The problem:
Only lines with the string "screenshot" matter here; gather them from the material below.

Exercise material:
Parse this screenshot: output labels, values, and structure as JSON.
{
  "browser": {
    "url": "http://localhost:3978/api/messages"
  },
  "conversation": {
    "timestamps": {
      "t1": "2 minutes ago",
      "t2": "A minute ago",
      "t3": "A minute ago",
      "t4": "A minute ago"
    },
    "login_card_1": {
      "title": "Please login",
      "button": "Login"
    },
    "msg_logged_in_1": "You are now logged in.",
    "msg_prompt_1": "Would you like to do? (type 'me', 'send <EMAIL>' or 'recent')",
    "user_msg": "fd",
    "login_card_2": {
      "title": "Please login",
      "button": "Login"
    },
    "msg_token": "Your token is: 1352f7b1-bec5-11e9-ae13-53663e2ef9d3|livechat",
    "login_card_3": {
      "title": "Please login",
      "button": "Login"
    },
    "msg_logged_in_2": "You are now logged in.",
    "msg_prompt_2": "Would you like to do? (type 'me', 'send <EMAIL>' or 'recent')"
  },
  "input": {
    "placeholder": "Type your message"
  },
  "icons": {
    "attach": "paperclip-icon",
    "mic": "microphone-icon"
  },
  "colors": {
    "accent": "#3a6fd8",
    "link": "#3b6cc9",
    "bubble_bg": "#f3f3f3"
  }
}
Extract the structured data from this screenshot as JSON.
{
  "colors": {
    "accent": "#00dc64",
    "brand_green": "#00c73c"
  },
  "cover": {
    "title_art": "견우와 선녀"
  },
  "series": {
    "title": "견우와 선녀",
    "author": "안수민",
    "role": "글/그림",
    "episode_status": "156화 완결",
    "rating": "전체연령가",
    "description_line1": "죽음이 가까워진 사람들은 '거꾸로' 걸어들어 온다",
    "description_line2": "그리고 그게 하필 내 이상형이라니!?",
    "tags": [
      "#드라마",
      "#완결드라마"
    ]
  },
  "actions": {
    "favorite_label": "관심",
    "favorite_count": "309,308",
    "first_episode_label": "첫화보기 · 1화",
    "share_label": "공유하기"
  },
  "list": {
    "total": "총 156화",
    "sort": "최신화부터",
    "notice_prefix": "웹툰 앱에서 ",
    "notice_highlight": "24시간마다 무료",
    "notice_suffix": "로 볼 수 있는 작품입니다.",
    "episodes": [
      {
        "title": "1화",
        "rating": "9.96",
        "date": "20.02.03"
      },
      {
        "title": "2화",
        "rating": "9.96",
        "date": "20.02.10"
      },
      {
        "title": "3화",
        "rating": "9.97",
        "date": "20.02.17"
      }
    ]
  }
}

Solution to this exercise:
Parse this screenshot: output labels, values, and structure as JSON.
Extract the structured data from this screenshot as JSON.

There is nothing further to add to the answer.